- [To be done]: Scan the data below and report how many lines include the word "Auftragsbestätigung". Nothing else is wanted.

- [Data lines]:
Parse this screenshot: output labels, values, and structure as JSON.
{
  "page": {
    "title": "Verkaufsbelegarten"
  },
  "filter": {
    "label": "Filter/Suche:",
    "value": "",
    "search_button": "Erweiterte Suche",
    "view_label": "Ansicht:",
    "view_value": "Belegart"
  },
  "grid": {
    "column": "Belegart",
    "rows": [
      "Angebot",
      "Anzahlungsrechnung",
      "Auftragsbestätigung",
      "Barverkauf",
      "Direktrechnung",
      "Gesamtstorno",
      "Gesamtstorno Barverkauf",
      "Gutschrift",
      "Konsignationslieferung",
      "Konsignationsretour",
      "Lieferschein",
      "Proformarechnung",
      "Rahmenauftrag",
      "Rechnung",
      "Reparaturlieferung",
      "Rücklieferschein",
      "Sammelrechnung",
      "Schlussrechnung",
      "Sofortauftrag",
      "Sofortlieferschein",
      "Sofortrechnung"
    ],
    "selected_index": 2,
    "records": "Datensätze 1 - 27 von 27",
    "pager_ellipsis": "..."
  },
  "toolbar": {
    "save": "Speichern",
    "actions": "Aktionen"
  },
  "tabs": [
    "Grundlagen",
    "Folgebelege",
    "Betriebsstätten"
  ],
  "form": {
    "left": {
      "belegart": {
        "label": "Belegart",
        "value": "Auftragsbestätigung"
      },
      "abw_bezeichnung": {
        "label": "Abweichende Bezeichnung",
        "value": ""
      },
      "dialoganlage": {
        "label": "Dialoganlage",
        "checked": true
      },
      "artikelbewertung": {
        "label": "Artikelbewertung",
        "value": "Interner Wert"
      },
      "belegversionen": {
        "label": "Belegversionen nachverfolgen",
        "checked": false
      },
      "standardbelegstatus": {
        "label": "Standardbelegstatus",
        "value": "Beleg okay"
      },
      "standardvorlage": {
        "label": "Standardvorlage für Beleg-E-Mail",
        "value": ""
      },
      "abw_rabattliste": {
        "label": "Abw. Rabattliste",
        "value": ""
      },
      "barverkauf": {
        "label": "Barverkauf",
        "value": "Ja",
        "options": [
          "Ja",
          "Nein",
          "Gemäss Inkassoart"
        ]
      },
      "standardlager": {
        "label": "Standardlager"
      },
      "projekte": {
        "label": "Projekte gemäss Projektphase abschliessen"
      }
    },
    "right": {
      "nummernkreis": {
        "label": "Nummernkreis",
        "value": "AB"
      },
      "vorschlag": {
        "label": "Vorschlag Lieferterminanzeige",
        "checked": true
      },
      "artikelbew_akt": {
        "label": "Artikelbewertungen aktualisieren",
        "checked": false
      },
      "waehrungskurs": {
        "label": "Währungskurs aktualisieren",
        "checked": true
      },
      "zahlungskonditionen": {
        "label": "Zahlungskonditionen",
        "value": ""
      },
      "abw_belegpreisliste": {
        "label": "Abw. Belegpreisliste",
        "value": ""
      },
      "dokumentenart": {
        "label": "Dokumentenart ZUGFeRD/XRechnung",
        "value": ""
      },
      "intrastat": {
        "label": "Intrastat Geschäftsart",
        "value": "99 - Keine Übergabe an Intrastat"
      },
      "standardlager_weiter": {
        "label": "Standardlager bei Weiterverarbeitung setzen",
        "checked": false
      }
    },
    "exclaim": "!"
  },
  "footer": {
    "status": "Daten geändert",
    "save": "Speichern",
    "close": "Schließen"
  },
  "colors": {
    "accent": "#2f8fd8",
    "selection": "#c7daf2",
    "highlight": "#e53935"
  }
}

- [The response]: 2